## Start

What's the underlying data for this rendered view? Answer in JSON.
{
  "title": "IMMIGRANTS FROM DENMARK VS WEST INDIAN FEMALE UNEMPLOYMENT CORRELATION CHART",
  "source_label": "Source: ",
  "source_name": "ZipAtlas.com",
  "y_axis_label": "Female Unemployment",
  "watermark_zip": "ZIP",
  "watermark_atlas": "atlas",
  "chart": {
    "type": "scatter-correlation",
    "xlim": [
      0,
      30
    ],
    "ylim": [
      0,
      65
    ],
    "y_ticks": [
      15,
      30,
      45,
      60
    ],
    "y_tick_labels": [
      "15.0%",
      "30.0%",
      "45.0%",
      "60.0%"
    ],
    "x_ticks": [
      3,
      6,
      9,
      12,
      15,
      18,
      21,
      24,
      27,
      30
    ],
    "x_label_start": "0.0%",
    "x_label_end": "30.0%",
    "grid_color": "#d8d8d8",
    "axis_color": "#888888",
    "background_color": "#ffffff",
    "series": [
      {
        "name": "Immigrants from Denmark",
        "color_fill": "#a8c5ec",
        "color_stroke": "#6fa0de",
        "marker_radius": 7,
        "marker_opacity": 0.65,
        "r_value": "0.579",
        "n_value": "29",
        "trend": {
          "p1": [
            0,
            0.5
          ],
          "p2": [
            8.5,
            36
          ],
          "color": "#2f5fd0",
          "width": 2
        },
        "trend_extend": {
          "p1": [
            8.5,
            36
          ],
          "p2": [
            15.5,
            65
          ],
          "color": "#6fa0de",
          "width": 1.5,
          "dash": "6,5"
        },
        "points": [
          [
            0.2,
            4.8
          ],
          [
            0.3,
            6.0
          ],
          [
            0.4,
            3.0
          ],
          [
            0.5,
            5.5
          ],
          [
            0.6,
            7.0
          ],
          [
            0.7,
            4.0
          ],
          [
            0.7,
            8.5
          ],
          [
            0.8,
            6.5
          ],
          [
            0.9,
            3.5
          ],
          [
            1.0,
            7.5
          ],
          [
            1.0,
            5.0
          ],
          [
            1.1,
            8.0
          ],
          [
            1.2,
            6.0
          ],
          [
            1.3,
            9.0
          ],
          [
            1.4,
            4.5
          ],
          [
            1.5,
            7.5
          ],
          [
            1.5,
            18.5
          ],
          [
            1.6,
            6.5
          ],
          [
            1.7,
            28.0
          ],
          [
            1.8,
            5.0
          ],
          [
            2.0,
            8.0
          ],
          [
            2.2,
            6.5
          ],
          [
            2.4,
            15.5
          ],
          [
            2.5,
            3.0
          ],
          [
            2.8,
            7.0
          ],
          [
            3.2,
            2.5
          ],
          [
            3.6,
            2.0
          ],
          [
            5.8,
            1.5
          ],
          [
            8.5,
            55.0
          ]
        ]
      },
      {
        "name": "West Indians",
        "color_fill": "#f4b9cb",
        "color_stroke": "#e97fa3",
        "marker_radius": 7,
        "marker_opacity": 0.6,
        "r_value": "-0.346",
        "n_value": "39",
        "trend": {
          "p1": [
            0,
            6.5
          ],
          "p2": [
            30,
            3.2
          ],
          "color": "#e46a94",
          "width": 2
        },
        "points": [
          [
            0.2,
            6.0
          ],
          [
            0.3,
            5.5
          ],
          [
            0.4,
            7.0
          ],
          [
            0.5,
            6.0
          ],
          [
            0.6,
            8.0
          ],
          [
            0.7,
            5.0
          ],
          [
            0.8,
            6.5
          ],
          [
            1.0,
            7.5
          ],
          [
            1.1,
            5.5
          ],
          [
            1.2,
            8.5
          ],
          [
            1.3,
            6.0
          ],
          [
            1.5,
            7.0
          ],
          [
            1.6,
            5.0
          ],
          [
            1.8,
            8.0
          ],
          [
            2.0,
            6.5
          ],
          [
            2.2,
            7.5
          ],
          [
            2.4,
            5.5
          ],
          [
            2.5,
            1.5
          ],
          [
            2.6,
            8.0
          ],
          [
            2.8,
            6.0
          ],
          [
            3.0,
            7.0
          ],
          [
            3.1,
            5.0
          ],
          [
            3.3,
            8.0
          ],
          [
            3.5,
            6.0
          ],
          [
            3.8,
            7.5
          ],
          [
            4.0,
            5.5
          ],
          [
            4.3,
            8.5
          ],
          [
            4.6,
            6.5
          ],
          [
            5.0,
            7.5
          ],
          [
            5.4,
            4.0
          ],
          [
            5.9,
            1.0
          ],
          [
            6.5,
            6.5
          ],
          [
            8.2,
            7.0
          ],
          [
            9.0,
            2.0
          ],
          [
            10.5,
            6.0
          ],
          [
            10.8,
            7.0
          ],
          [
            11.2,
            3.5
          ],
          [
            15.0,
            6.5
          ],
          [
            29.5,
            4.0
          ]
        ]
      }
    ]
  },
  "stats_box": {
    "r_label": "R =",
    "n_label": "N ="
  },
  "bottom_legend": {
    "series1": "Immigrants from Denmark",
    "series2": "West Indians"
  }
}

## End

Copy out every line of the data that includes "Indians".

Reply to the task =
        "name": "West Indians",
    "series2": "West Indians"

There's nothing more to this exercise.